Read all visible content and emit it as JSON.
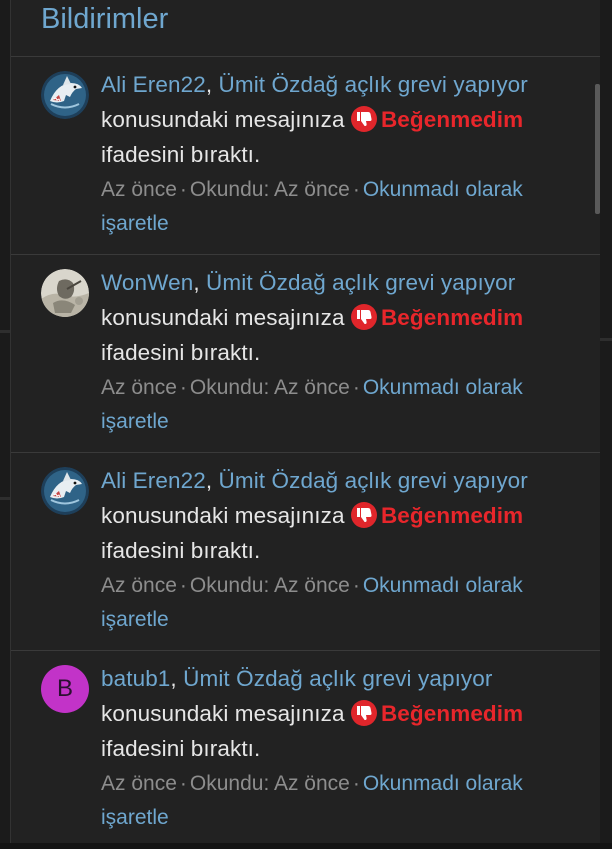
{
  "header": {
    "title": "Bildirimler"
  },
  "notifications": [
    {
      "avatar_icon": "shark-avatar-icon",
      "user": "Ali Eren22",
      "thread": "Ümit Özdağ açlık grevi yapıyor",
      "text_a": "konusundaki mesajınıza",
      "reaction": "Beğenmedim",
      "text_b": "ifadesini bıraktı.",
      "time": "Az önce",
      "read_label": "Okundu: Az önce",
      "mark_unread": "Okunmadı olarak işaretle"
    },
    {
      "avatar_icon": "photo-avatar-icon",
      "user": "WonWen",
      "thread": "Ümit Özdağ açlık grevi yapıyor",
      "text_a": "konusundaki mesajınıza",
      "reaction": "Beğenmedim",
      "text_b": "ifadesini bıraktı.",
      "time": "Az önce",
      "read_label": "Okundu: Az önce",
      "mark_unread": "Okunmadı olarak işaretle"
    },
    {
      "avatar_icon": "shark-avatar-icon",
      "user": "Ali Eren22",
      "thread": "Ümit Özdağ açlık grevi yapıyor",
      "text_a": "konusundaki mesajınıza",
      "reaction": "Beğenmedim",
      "text_b": "ifadesini bıraktı.",
      "time": "Az önce",
      "read_label": "Okundu: Az önce",
      "mark_unread": "Okunmadı olarak işaretle"
    },
    {
      "avatar_letter": "B",
      "user": "batub1",
      "thread": "Ümit Özdağ açlık grevi yapıyor",
      "text_a": "konusundaki mesajınıza",
      "reaction": "Beğenmedim",
      "text_b": "ifadesini bıraktı.",
      "time": "Az önce",
      "read_label": "Okundu: Az önce",
      "mark_unread": "Okunmadı olarak işaretle"
    }
  ],
  "colors": {
    "link": "#6fa7cf",
    "reaction": "#e8262b",
    "panel_bg": "#222222",
    "avatar_letter_bg": "#c233c8"
  }
}
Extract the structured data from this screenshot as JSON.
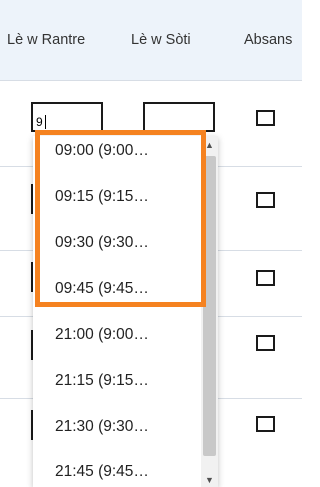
{
  "header": {
    "col_in": "Lè w Rantre",
    "col_out": "Lè w Sòti",
    "col_absent": "Absans"
  },
  "row1": {
    "time_in_value": "9"
  },
  "dropdown": {
    "options": [
      "09:00 (9:00…",
      "09:15 (9:15…",
      "09:30 (9:30…",
      "09:45 (9:45…",
      "21:00 (9:00…",
      "21:15 (9:15…",
      "21:30 (9:30…",
      "21:45 (9:45…"
    ],
    "scroll_up_icon": "▲",
    "scroll_down_icon": "▼"
  },
  "colors": {
    "header_bg": "#edf3fa",
    "highlight": "#f58220"
  }
}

○ ○ ○ ○ ○ ○ ○

Copy verbatim the span that begins at the line containing "Extract the structured" and ends at the last line of the material, inclusive of both; exclude pictures.

Extract the structured data from this screenshot as JSON.
{
  "header": {
    "col_in": "Lè w Rantre",
    "col_out": "Lè w Sòti",
    "col_absent": "Absans"
  },
  "row1": {
    "time_in_value": "9"
  },
  "dropdown": {
    "options": [
      "09:00 (9:00…",
      "09:15 (9:15…",
      "09:30 (9:30…",
      "09:45 (9:45…",
      "21:00 (9:00…",
      "21:15 (9:15…",
      "21:30 (9:30…",
      "21:45 (9:45…"
    ],
    "scroll_up_icon": "▲",
    "scroll_down_icon": "▼"
  },
  "colors": {
    "header_bg": "#edf3fa",
    "highlight": "#f58220"
  }
}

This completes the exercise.